§ PROBLEM TO WORK ON
From the entries below, copy out every line with "adjusters" in it.

§ DATA SUPPLIED
---+---

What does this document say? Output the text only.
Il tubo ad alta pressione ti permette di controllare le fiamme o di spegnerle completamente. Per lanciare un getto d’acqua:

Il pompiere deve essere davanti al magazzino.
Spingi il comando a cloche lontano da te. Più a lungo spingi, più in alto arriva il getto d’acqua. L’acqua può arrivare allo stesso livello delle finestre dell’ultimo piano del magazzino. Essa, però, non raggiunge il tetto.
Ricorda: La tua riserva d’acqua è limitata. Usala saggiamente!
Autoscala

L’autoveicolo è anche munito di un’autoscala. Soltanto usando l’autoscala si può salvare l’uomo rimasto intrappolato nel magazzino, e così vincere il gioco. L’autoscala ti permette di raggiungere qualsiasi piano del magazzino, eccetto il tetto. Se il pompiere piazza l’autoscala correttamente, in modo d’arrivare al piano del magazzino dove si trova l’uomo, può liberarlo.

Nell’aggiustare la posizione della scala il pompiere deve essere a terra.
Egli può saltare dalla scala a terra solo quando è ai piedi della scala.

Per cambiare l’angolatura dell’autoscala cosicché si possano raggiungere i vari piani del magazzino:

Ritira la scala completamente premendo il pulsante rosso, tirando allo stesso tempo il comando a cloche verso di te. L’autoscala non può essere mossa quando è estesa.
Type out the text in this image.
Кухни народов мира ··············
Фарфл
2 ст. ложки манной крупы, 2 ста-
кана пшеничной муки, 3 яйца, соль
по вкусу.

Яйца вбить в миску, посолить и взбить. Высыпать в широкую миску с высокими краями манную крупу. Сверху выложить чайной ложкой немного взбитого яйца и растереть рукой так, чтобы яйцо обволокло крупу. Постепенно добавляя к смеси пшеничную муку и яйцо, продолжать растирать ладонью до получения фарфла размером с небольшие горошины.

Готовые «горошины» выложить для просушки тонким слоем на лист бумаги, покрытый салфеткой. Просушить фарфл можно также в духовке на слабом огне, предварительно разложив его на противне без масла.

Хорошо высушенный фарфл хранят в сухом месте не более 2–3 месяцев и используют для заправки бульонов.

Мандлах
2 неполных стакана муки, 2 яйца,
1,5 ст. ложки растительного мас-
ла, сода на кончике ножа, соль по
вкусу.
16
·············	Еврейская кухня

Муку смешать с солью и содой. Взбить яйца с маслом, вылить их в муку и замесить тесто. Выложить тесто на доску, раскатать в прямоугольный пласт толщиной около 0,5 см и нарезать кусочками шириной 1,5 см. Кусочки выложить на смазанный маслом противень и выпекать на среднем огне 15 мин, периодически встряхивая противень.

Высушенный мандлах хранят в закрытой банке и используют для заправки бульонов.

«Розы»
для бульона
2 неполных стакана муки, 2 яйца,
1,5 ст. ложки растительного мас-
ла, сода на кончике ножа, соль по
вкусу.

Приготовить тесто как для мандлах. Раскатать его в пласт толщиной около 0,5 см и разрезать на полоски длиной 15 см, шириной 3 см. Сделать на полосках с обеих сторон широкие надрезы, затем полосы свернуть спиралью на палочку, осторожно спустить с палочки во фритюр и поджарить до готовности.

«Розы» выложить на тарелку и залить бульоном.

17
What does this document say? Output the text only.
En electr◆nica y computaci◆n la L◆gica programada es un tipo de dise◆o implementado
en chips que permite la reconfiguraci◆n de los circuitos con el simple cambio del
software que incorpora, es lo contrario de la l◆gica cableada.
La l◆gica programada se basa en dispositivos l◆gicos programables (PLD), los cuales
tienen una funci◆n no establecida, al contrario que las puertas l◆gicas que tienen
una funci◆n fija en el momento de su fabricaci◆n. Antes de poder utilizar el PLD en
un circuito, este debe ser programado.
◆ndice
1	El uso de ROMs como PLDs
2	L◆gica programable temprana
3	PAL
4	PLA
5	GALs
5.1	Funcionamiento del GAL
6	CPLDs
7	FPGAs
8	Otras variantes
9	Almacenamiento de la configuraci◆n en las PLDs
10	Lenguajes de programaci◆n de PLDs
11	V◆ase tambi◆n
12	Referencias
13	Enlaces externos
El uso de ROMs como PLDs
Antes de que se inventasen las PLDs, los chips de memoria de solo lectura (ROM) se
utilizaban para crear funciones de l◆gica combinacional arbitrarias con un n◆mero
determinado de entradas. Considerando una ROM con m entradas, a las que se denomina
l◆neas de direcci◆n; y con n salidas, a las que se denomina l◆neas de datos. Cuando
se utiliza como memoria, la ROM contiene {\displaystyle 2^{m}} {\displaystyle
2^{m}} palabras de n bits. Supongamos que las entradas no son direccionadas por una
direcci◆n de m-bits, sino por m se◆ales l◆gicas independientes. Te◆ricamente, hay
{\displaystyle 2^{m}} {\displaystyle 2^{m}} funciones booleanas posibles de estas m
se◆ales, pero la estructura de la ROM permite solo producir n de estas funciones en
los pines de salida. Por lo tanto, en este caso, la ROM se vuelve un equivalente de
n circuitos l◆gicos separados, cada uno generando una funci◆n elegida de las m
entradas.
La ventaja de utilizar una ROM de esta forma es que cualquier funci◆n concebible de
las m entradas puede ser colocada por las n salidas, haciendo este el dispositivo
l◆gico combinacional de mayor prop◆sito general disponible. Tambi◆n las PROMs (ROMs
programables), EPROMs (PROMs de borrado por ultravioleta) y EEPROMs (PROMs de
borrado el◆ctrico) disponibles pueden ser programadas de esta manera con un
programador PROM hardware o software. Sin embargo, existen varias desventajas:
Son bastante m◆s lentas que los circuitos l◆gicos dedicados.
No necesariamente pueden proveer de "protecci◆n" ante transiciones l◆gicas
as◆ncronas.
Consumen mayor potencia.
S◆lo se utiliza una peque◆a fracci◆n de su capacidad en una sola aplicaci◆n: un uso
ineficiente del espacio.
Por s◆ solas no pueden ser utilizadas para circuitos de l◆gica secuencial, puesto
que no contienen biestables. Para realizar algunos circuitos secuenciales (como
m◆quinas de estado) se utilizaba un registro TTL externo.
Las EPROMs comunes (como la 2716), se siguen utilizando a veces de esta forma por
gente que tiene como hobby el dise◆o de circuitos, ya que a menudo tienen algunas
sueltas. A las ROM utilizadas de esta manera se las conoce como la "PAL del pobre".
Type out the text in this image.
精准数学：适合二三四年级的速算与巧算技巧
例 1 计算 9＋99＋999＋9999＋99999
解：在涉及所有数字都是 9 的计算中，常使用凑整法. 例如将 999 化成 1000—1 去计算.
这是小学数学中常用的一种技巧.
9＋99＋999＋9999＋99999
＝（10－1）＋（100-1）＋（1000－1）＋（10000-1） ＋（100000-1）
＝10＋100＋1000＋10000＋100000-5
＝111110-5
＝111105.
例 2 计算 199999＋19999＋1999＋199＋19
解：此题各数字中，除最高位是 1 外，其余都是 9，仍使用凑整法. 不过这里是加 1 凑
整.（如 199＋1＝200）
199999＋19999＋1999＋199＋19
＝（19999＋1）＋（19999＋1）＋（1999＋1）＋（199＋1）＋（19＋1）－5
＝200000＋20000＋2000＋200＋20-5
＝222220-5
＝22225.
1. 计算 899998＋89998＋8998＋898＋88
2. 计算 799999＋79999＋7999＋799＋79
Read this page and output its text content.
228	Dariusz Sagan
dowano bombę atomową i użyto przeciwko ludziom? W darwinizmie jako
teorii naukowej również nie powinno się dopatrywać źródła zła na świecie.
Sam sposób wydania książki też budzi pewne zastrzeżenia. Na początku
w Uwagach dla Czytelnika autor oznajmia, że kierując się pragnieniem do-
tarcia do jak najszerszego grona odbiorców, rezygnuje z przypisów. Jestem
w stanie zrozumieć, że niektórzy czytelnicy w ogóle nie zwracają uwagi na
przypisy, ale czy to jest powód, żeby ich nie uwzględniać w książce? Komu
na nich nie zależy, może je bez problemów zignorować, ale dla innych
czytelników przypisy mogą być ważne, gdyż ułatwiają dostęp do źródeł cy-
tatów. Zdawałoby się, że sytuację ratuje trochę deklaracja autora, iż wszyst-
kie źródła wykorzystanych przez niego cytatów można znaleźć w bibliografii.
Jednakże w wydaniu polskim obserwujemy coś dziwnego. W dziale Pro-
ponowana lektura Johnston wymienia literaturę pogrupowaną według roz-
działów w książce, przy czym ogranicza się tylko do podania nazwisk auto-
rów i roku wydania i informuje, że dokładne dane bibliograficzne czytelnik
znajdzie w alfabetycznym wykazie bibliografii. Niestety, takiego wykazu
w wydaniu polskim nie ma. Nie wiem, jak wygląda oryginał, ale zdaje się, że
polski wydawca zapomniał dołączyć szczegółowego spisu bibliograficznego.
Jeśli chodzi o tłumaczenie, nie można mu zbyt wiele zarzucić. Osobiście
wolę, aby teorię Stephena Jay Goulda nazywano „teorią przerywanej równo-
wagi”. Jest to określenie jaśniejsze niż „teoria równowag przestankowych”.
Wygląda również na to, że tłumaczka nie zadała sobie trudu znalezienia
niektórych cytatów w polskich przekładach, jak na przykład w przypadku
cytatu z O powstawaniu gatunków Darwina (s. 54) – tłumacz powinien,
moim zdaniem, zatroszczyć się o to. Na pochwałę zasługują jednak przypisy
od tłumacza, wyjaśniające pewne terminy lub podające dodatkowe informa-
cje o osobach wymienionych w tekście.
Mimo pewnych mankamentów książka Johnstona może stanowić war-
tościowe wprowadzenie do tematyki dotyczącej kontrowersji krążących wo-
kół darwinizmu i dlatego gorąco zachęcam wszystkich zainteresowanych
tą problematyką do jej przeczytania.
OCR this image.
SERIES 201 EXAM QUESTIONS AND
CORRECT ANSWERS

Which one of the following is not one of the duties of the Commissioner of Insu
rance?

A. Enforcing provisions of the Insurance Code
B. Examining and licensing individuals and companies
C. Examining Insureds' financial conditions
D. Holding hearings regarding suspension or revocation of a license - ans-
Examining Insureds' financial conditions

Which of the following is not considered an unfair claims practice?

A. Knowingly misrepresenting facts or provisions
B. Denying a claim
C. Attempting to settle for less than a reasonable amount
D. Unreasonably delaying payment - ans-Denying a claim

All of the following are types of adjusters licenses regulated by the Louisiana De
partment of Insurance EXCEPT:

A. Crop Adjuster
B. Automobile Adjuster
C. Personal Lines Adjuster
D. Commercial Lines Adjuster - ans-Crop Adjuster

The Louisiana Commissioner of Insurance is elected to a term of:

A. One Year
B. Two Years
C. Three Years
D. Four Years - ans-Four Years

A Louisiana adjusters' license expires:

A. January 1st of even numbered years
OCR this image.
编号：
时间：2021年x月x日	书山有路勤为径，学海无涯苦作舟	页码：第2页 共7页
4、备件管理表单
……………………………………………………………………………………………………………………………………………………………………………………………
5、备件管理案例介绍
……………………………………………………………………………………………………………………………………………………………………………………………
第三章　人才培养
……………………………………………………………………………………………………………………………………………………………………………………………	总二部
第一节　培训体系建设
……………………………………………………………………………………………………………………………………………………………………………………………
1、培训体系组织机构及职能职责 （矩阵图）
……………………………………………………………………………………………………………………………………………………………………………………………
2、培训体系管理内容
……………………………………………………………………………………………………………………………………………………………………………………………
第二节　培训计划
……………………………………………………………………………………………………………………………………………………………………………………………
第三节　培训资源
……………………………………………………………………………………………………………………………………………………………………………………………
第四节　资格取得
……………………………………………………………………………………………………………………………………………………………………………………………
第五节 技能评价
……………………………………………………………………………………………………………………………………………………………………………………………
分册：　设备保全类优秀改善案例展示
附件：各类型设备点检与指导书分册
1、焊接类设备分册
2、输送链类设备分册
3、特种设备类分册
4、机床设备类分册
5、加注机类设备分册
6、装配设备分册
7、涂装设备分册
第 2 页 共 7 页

---+---

§ WRITTEN RESPONSE
All of the following are types of adjusters licenses regulated by the Louisiana De
A Louisiana adjusters' license expires:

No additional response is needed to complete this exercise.